— Start of EXERCISE MATERIAL —

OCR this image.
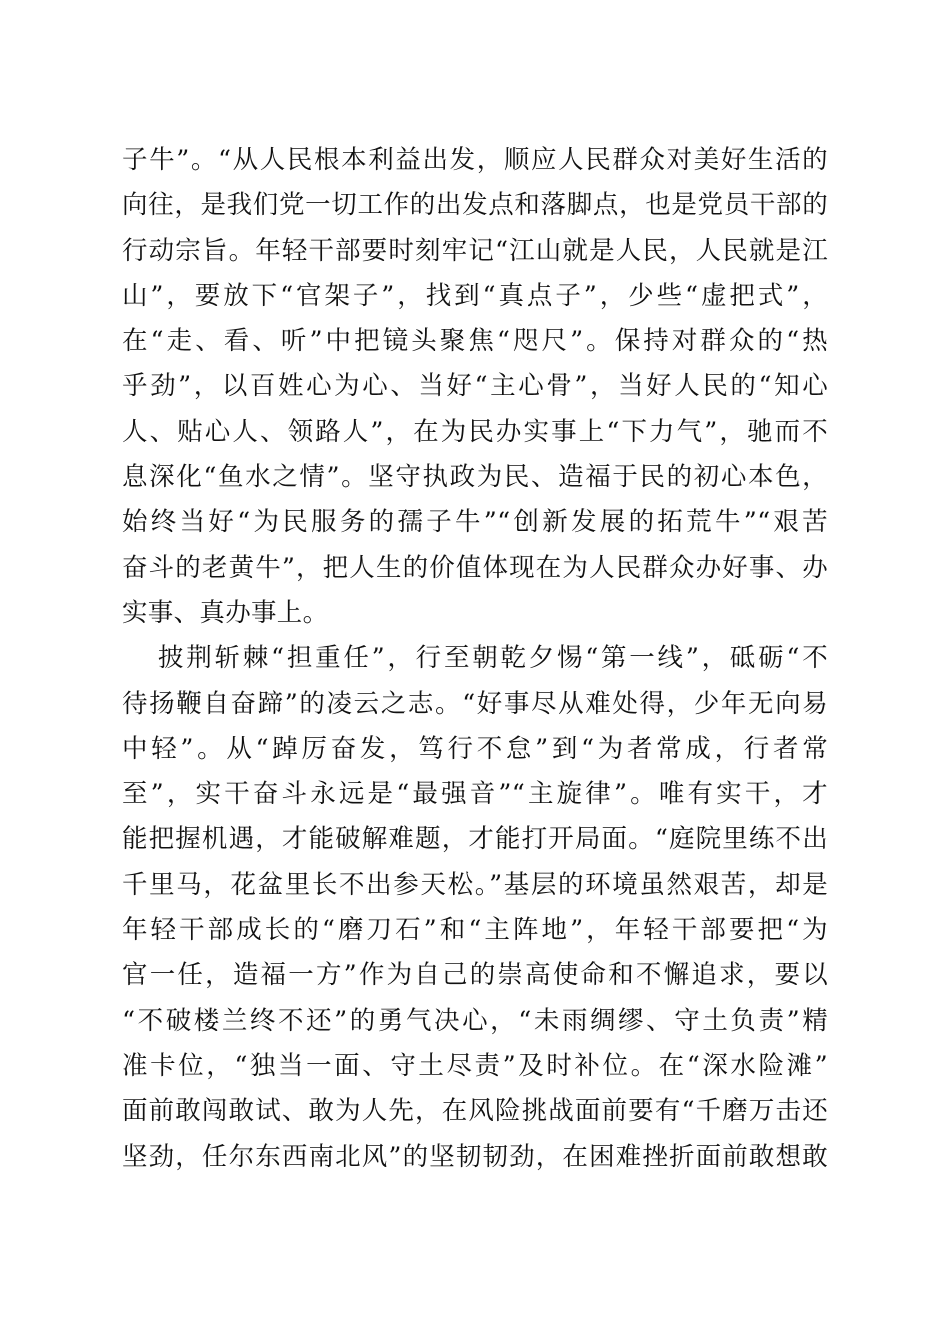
子牛”。“从人民根本利益出发，顺应人民群众对美好生活的
向往，是我们党一切工作的出发点和落脚点，也是党员干部的
行动宗旨。年轻干部要时刻牢记“江山就是人民，人民就是江
山”，要放下“官架子”，找到“真点子”，少些“虚把式”，
在“走、看、听”中把镜头聚焦“咫尺”。保持对群众的“热
乎劲”，以百姓心为心、当好“主心骨”，当好人民的“知心
人、贴心人、领路人”，在为民办实事上“下力气”，驰而不
息深化“鱼水之情”。坚守执政为民、造福于民的初心本色，
始终当好“为民服务的孺子牛”“创新发展的拓荒牛”“艰苦
奋斗的老黄牛”，把人生的价值体现在为人民群众办好事、办
实事、真办事上。
披荆斩棘“担重任”，行至朝乾夕惕“第一线”，砥砺“不
待扬鞭自奋蹄”的凌云之志。“好事尽从难处得，少年无向易
中轻”。从“踔厉奋发，笃行不怠”到“为者常成，行者常
至”，实干奋斗永远是“最强音”“主旋律”。唯有实干，才
能把握机遇，才能破解难题，才能打开局面。“庭院里练不出
千里马，花盆里长不出参天松。”基层的环境虽然艰苦，却是
年轻干部成长的“磨刀石”和“主阵地”，年轻干部要把“为
官一任，造福一方”作为自己的崇高使命和不懈追求，要以
“不破楼兰终不还”的勇气决心，“未雨绸缪、守土负责”精
准卡位，“独当一面、守土尽责”及时补位。在“深水险滩”
面前敢闯敢试、敢为人先，在风险挑战面前要有“千磨万击还
坚劲，任尔东西南北风”的坚韧韧劲，在困难挫折面前敢想敢
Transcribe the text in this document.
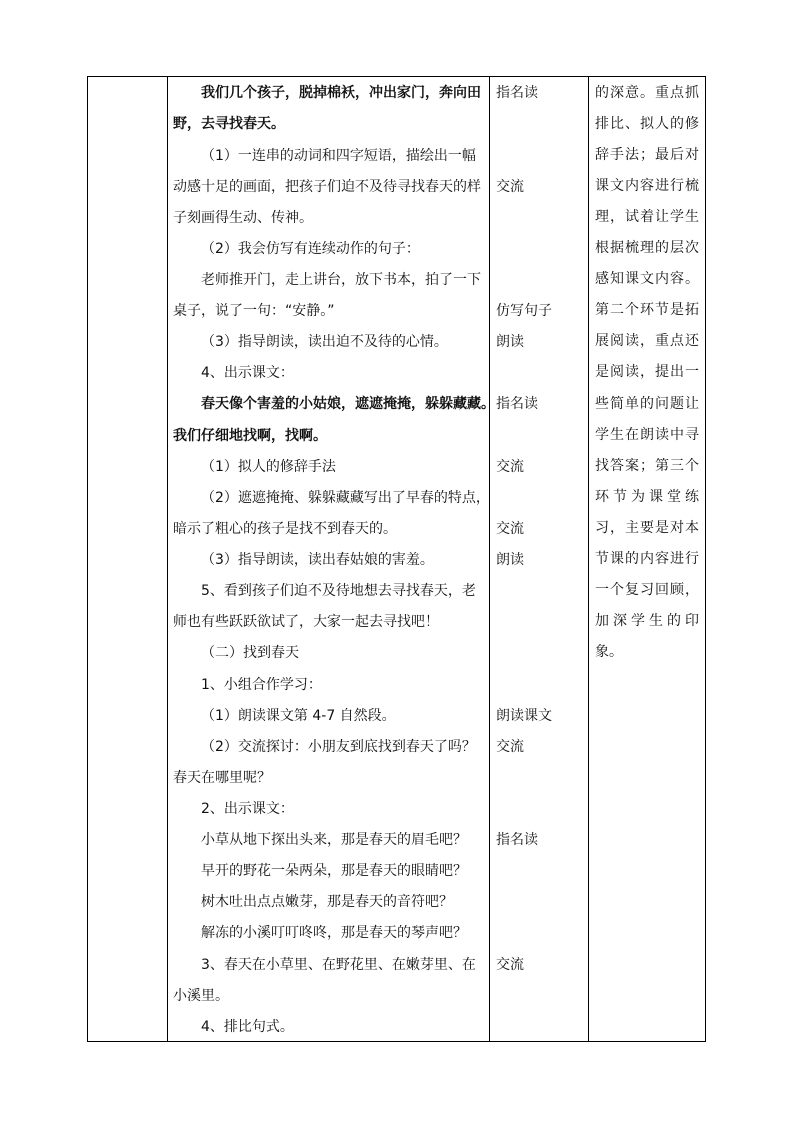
我们几个孩子，脱掉棉袄，冲出家门，奔向田
野，去寻找春天。
（1）一连串的动词和四字短语，描绘出一幅
动感十足的画面，把孩子们迫不及待寻找春天的样
子刻画得生动、传神。
（2）我会仿写有连续动作的句子：
老师推开门，走上讲台，放下书本，拍了一下
桌子，说了一句：“安静。”
（3）指导朗读，读出迫不及待的心情。
4、出示课文：
春天像个害羞的小姑娘，遮遮掩掩，躲躲藏藏。
我们仔细地找啊，找啊。
（1）拟人的修辞手法
（2）遮遮掩掩、躲躲藏藏写出了早春的特点，
暗示了粗心的孩子是找不到春天的。
（3）指导朗读，读出春姑娘的害羞。
5、看到孩子们迫不及待地想去寻找春天，老
师也有些跃跃欲试了，大家一起去寻找吧！
（二）找到春天
1、小组合作学习：
（1）朗读课文第 4-7 自然段。
（2）交流探讨：小朋友到底找到春天了吗？
春天在哪里呢？
2、出示课文：
小草从地下探出头来，那是春天的眉毛吧？
早开的野花一朵两朵，那是春天的眼睛吧？
树木吐出点点嫩芽，那是春天的音符吧？
解冻的小溪叮叮咚咚，那是春天的琴声吧？
3、春天在小草里、在野花里、在嫩芽里、在
小溪里。
4、排比句式。
指名读
交流
仿写句子
朗读
指名读
交流
交流
朗读
朗读课文
交流
指名读
交流
的深意。重点抓
排比、拟人的修
辞手法；最后对
课文内容进行梳
理，试着让学生
根据梳理的层次
感知课文内容。
第二个环节是拓
展阅读，重点还
是阅读，提出一
些简单的问题让
学生在朗读中寻
找答案；第三个
环节为课堂练
习，主要是对本
节课的内容进行
一个复习回顾，
加深学生的印
象。
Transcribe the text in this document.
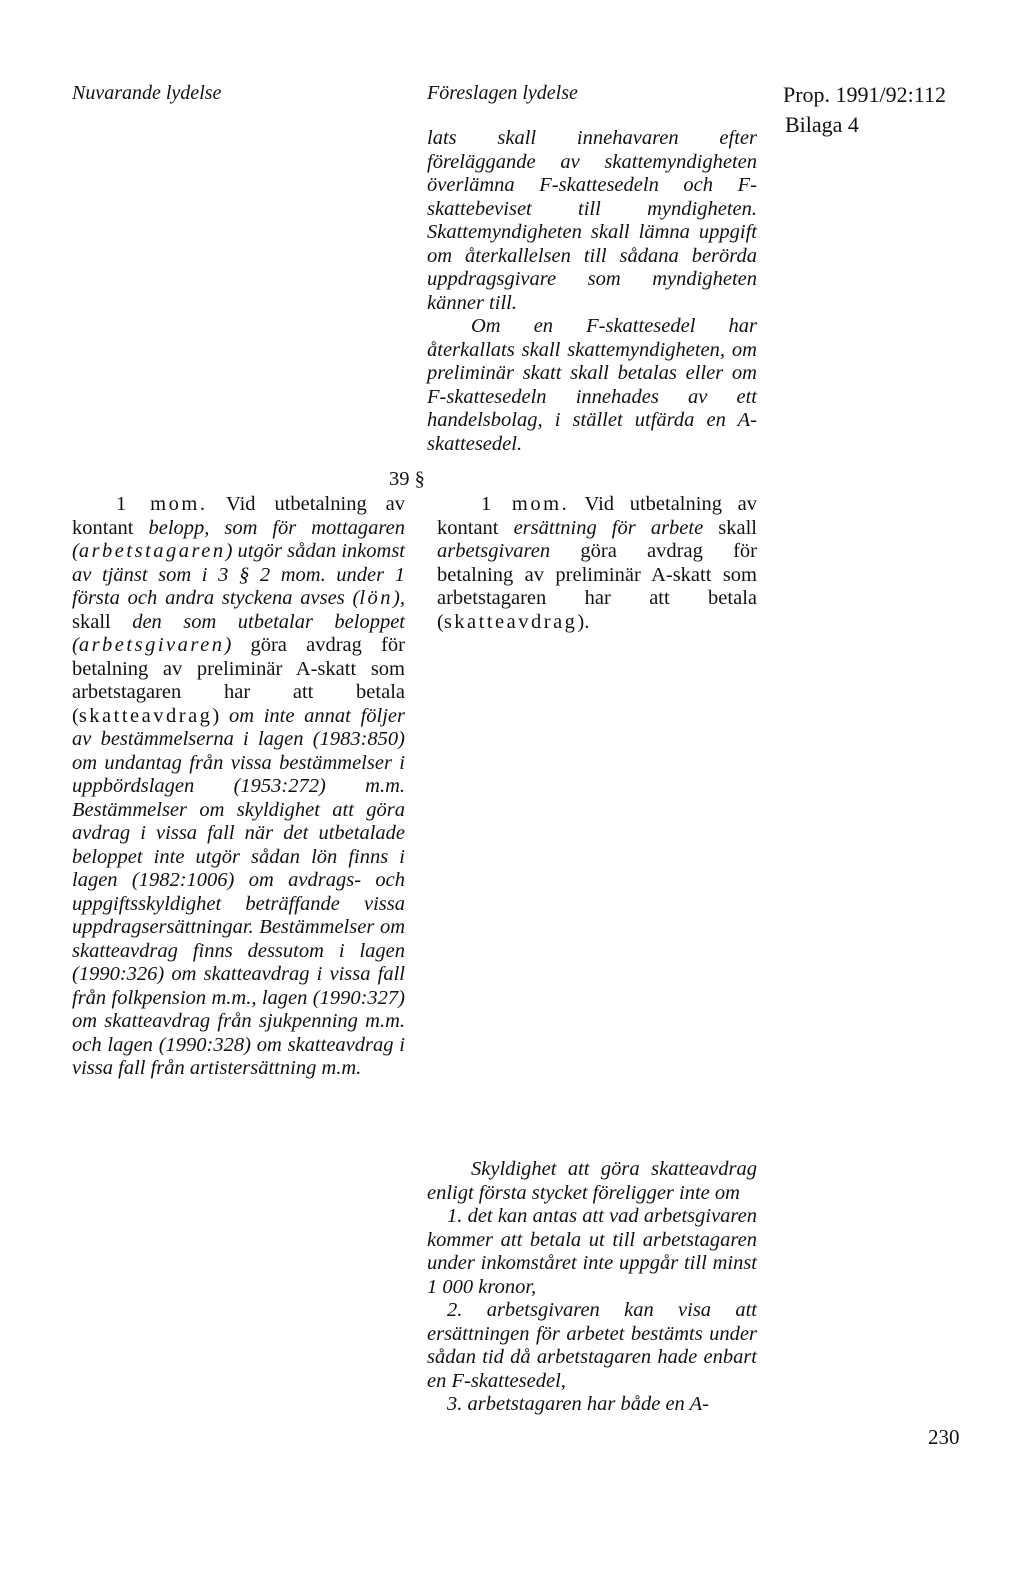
Nuvarande lydelse	Föreslagen lydelse	Prop. 1991/92:112
Bilaga 4

lats skall innehavaren efter föreläggande av skattemyndigheten överlämna F-skattesedeln och F-skattebeviset till myndigheten. Skattemyndigheten skall lämna uppgift om återkallelsen till sådana berörda uppdragsgivare som myndigheten känner till.

Om en F-skattesedel har återkallats skall skattemyndigheten, om preliminär skatt skall betalas eller om F-skattesedeln innehades av ett handelsbolag, i stället utfärda en A-skattesedel.

39 §

1 mom. Vid utbetalning av kontant belopp, som för mottagaren (arbetstagaren) utgör sådan inkomst av tjänst som i 3 § 2 mom. under 1 första och andra styckena avses (lön), skall den som utbetalar beloppet (arbetsgivaren) göra avdrag för betalning av preliminär A-skatt som arbetstagaren har att betala (skatteavdrag) om inte annat följer av bestämmelserna i lagen (1983:850) om undantag från vissa bestämmelser i uppbördslagen (1953:272) m.m. Bestämmelser om skyldighet att göra avdrag i vissa fall när det utbetalade beloppet inte utgör sådan lön finns i lagen (1982:1006) om avdrags- och uppgiftsskyldighet beträffande vissa uppdragsersättningar. Bestämmelser om skatteavdrag finns dessutom i lagen (1990:326) om skatteavdrag i vissa fall från folkpension m.m., lagen (1990:327) om skatteavdrag från sjukpenning m.m. och lagen (1990:328) om skatteavdrag i vissa fall från artistersättning m.m.

1 mom. Vid utbetalning av kontant ersättning för arbete skall arbetsgivaren göra avdrag för betalning av preliminär A-skatt som arbetstagaren har att betala (skatteavdrag).

Skyldighet att göra skatteavdrag enligt första stycket föreligger inte om

1. det kan antas att vad arbetsgivaren kommer att betala ut till arbetstagaren under inkomståret inte uppgår till minst 1 000 kronor,
2. arbetsgivaren kan visa att ersättningen för arbetet bestämts under sådan tid då arbetstagaren hade enbart en F-skattesedel,
3. arbetstagaren har både en A-
230
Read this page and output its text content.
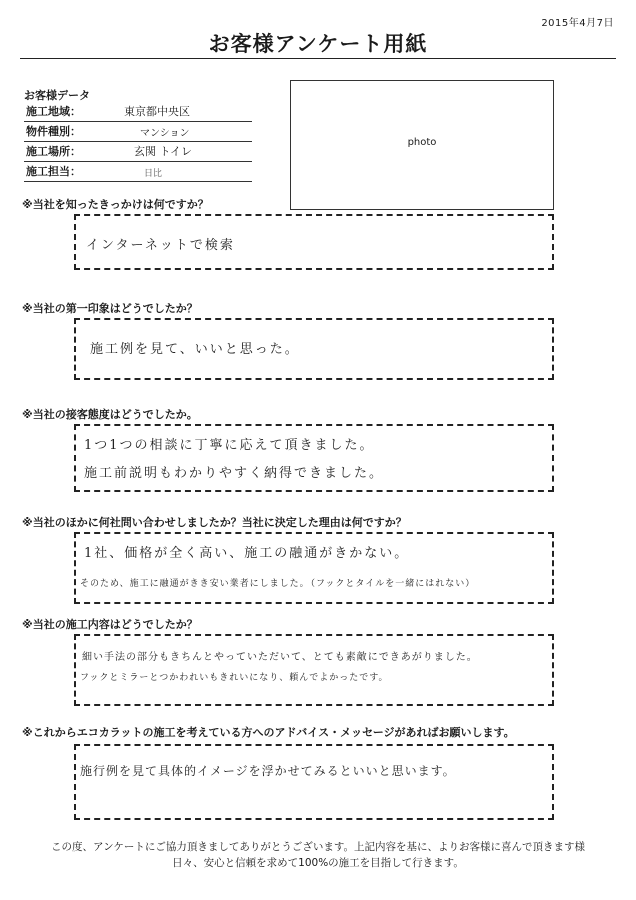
2015年4月7日
お客様アンケート用紙
お客様データ
施工地域：	東京都中央区
物件種別：	マンション
施工場所：	玄関 トイレ
施工担当：	日比
photo
※当社を知ったきっかけは何ですか？
インターネットで検索
※当社の第一印象はどうでしたか？
施工例を見て、いいと思った。
※当社の接客態度はどうでしたか。
1つ1つの相談に丁寧に応えて頂きました。
施工前説明もわかりやすく納得できました。
※当社のほかに何社問い合わせしましたか？当社に決定した理由は何ですか？
1社、価格が全く高い、施工の融通がきかない。
そのため、施工に融通がきき安い業者にしました。
（フックとタイルを一緒にはれない）
※当社の施工内容はどうでしたか？
細い手法の部分もきちんとやっていただいて、とても素敵にできあがりました。
フックとミラーとつかわれいもきれいになり、頼んでよかったです。
※これからエコカラットの施工を考えている方へのアドバイス・メッセージがあればお願いします。
施行例を見て具体的イメージを浮かせてみるといいと思います。
この度、アンケートにご協力頂きましてありがとうございます。上記内容を基に、よりお客様に喜んで頂きます様
日々、安心と信頼を求めて100%の施工を目指して行きます。
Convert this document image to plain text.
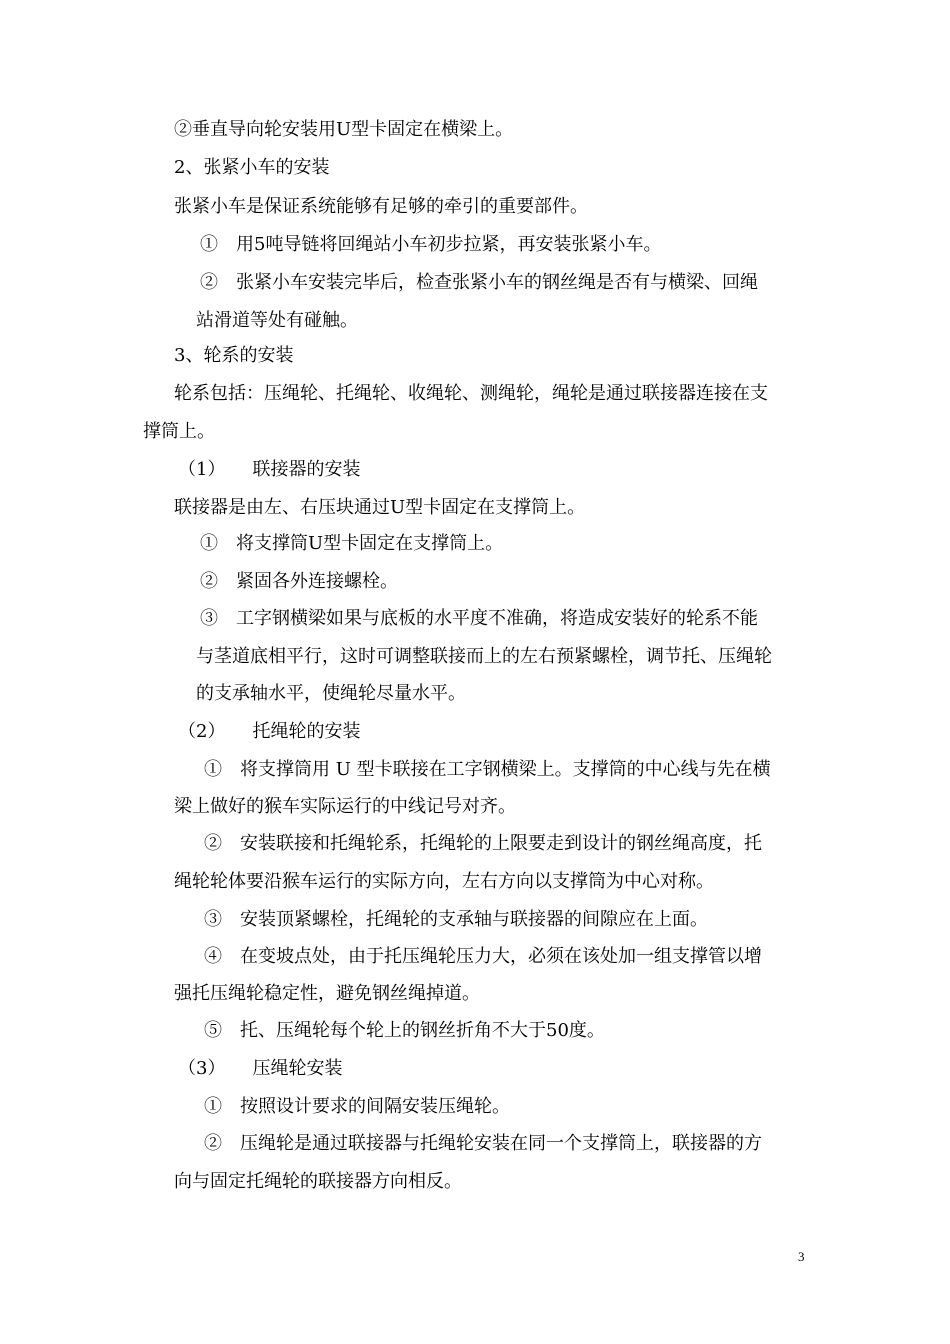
②垂直导向轮安装用U型卡固定在横梁上。
2、张紧小车的安装
张紧小车是保证系统能够有足够的牵引的重要部件。
①　用5吨导链将回绳站小车初步拉紧，再安装张紧小车。
②　张紧小车安装完毕后，检查张紧小车的钢丝绳是否有与横梁、回绳
站滑道等处有碰触。
3、轮系的安装
轮系包括：压绳轮、托绳轮、收绳轮、测绳轮，绳轮是通过联接器连接在支
撑筒上。
（1）　　联接器的安装
联接器是由左、右压块通过U型卡固定在支撑筒上。
①　将支撑筒U型卡固定在支撑筒上。
②　紧固各外连接螺栓。
③　工字钢横梁如果与底板的水平度不准确，将造成安装好的轮系不能
与茎道底相平行，这时可调整联接而上的左右预紧螺栓，调节托、压绳轮
的支承轴水平，使绳轮尽量水平。
（2）　　托绳轮的安装
①　将支撑筒用 U 型卡联接在工字钢横梁上。支撑筒的中心线与先在横
梁上做好的猴车实际运行的中线记号对齐。
②　安装联接和托绳轮系，托绳轮的上限要走到设计的钢丝绳高度，托
绳轮轮体要沿猴车运行的实际方向，左右方向以支撑筒为中心对称。
③　安装顶紧螺栓，托绳轮的支承轴与联接器的间隙应在上面。
④　在变坡点处，由于托压绳轮压力大，必须在该处加一组支撑管以增
强托压绳轮稳定性，避免钢丝绳掉道。
⑤　托、压绳轮每个轮上的钢丝折角不大于50度。
（3）　　压绳轮安装
①　按照设计要求的间隔安装压绳轮。
②　压绳轮是通过联接器与托绳轮安装在同一个支撑筒上，联接器的方
向与固定托绳轮的联接器方向相反。
3
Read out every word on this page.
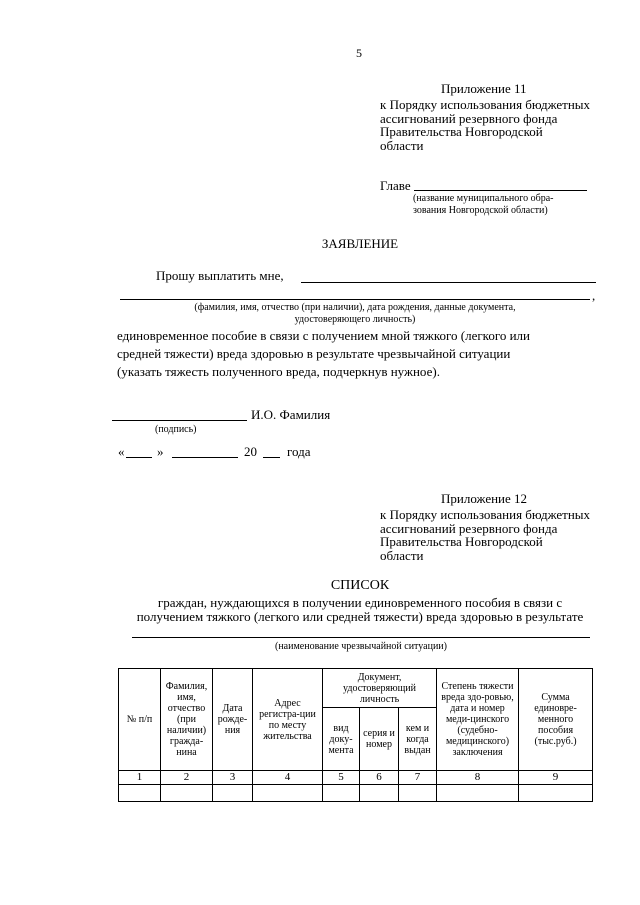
5
Приложение 11
к Порядку использования бюджетных
ассигнований резервного фонда
Правительства Новгородской
области
Главе
(название муниципального обра-
зования Новгородской области)
ЗАЯВЛЕНИЕ
Прошу выплатить мне,
,
(фамилия, имя, отчество (при наличии), дата рождения, данные документа,
удостоверяющего личность)
единовременное пособие в связи с получением мной тяжкого (легкого или
средней тяжести) вреда здоровью в результате чрезвычайной ситуации
(указать тяжесть полученного вреда, подчеркнув нужное).
И.О. Фамилия
(подпись)
«	»	20 года
Приложение 12
к Порядку использования бюджетных
ассигнований резервного фонда
Правительства Новгородской
области
СПИСОК
граждан, нуждающихся в получении единовременного пособия в связи с
получением тяжкого (легкого или средней тяжести) вреда здоровью в результате
(наименование чрезвычайной ситуации)
№ п/п	Фамилия, имя, отчество (при наличии) граждa-нина	Дата рожде-ния	Адрес регистра-ции по месту жительства	Документ, удостоверяющий личность			Степень тяжести вреда здо-ровью, дата и номер меди-цинского (судебно-медицинского) заключения	Сумма единовре-менного пособия (тыс.руб.)
				вид доку-мента	серия и номер	кем и когда выдан		
1	2	3	4	5	6	7	8	9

— End of EXERCISE MATERIAL —

- SHORT EXERCISE:
Give solely the number of lines in the data that contain the string "чрезвычайной".

- RIGHT ANSWER:
2